## RECORDS TO PROCESS
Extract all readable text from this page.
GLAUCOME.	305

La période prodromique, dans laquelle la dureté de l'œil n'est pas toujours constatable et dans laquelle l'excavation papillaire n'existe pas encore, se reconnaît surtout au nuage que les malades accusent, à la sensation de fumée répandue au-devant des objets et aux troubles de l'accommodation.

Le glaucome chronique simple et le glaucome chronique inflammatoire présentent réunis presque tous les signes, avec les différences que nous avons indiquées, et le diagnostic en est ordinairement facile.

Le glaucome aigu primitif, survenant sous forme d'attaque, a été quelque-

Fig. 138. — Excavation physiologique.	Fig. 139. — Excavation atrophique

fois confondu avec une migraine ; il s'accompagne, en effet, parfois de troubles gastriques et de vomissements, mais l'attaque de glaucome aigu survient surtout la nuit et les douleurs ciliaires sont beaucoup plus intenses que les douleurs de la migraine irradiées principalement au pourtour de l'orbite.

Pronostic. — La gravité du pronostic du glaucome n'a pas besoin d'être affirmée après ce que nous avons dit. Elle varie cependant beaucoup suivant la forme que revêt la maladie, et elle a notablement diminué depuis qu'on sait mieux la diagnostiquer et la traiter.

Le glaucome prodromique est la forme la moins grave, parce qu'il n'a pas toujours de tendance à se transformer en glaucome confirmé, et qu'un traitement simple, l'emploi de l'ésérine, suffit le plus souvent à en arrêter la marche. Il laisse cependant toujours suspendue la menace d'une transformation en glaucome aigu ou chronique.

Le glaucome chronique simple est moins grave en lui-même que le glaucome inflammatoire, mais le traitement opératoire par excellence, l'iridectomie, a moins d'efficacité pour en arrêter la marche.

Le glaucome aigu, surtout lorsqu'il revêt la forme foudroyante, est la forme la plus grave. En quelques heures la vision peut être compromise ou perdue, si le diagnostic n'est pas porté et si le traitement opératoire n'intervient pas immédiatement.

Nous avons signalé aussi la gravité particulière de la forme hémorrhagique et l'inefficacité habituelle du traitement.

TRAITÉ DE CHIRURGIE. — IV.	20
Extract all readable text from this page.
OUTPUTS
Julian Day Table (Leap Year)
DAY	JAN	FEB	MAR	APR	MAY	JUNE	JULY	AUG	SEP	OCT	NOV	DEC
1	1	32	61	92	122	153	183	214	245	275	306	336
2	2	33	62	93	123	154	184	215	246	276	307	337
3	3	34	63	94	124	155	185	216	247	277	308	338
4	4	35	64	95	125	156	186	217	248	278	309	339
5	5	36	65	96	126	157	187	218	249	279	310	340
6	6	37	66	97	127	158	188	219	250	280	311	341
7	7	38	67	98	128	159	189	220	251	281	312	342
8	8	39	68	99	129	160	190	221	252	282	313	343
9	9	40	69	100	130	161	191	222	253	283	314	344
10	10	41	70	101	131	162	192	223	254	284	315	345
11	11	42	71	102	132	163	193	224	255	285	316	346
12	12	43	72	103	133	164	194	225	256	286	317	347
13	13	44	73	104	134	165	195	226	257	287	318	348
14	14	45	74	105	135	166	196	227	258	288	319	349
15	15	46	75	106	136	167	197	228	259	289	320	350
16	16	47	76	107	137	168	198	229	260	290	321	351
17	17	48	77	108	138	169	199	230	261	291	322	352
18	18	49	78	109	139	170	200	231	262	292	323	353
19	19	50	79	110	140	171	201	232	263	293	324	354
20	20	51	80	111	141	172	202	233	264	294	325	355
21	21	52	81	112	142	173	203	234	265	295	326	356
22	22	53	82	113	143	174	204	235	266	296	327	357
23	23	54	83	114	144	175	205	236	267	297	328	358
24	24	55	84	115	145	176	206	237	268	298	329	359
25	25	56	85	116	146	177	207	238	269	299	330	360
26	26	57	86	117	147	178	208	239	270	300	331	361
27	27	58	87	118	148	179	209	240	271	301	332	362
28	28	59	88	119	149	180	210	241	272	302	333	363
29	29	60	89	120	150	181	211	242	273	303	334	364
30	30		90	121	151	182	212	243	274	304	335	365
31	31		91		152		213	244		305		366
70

## TASK DESCRIPTION
Write the data out again in full and exactly.

## FINISHED ANSWER
Extract all readable text from this page.
GLAUCOME.	305

La période prodromique, dans laquelle la dureté de l'œil n'est pas toujours constatable et dans laquelle l'excavation papillaire n'existe pas encore, se reconnaît surtout au nuage que les malades accusent, à la sensation de fumée répandue au-devant des objets et aux troubles de l'accommodation.

Le glaucome chronique simple et le glaucome chronique inflammatoire présentent réunis presque tous les signes, avec les différences que nous avons indiquées, et le diagnostic en est ordinairement facile.

Le glaucome aigu primitif, survenant sous forme d'attaque, a été quelque-

Fig. 138. — Excavation physiologique.	Fig. 139. — Excavation atrophique

fois confondu avec une migraine ; il s'accompagne, en effet, parfois de troubles gastriques et de vomissements, mais l'attaque de glaucome aigu survient surtout la nuit et les douleurs ciliaires sont beaucoup plus intenses que les douleurs de la migraine irradiées principalement au pourtour de l'orbite.

Pronostic. — La gravité du pronostic du glaucome n'a pas besoin d'être affirmée après ce que nous avons dit. Elle varie cependant beaucoup suivant la forme que revêt la maladie, et elle a notablement diminué depuis qu'on sait mieux la diagnostiquer et la traiter.

Le glaucome prodromique est la forme la moins grave, parce qu'il n'a pas toujours de tendance à se transformer en glaucome confirmé, et qu'un traitement simple, l'emploi de l'ésérine, suffit le plus souvent à en arrêter la marche. Il laisse cependant toujours suspendue la menace d'une transformation en glaucome aigu ou chronique.

Le glaucome chronique simple est moins grave en lui-même que le glaucome inflammatoire, mais le traitement opératoire par excellence, l'iridectomie, a moins d'efficacité pour en arrêter la marche.

Le glaucome aigu, surtout lorsqu'il revêt la forme foudroyante, est la forme la plus grave. En quelques heures la vision peut être compromise ou perdue, si le diagnostic n'est pas porté et si le traitement opératoire n'intervient pas immédiatement.

Nous avons signalé aussi la gravité particulière de la forme hémorrhagique et l'inefficacité habituelle du traitement.

TRAITÉ DE CHIRURGIE. — IV.	20
Extract all readable text from this page.
OUTPUTS
Julian Day Table (Leap Year)
DAY	JAN	FEB	MAR	APR	MAY	JUNE	JULY	AUG	SEP	OCT	NOV	DEC
1	1	32	61	92	122	153	183	214	245	275	306	336
2	2	33	62	93	123	154	184	215	246	276	307	337
3	3	34	63	94	124	155	185	216	247	277	308	338
4	4	35	64	95	125	156	186	217	248	278	309	339
5	5	36	65	96	126	157	187	218	249	279	310	340
6	6	37	66	97	127	158	188	219	250	280	311	341
7	7	38	67	98	128	159	189	220	251	281	312	342
8	8	39	68	99	129	160	190	221	252	282	313	343
9	9	40	69	100	130	161	191	222	253	283	314	344
10	10	41	70	101	131	162	192	223	254	284	315	345
11	11	42	71	102	132	163	193	224	255	285	316	346
12	12	43	72	103	133	164	194	225	256	286	317	347
13	13	44	73	104	134	165	195	226	257	287	318	348
14	14	45	74	105	135	166	196	227	258	288	319	349
15	15	46	75	106	136	167	197	228	259	289	320	350
16	16	47	76	107	137	168	198	229	260	290	321	351
17	17	48	77	108	138	169	199	230	261	291	322	352
18	18	49	78	109	139	170	200	231	262	292	323	353
19	19	50	79	110	140	171	201	232	263	293	324	354
20	20	51	80	111	141	172	202	233	264	294	325	355
21	21	52	81	112	142	173	203	234	265	295	326	356
22	22	53	82	113	143	174	204	235	266	296	327	357
23	23	54	83	114	144	175	205	236	267	297	328	358
24	24	55	84	115	145	176	206	237	268	298	329	359
25	25	56	85	116	146	177	207	238	269	299	330	360
26	26	57	86	117	147	178	208	239	270	300	331	361
27	27	58	87	118	148	179	209	240	271	301	332	362
28	28	59	88	119	149	180	210	241	272	302	333	363
29	29	60	89	120	150	181	211	242	273	303	334	364
30	30		90	121	151	182	212	243	274	304	335	365
31	31		91		152		213	244		305		366
70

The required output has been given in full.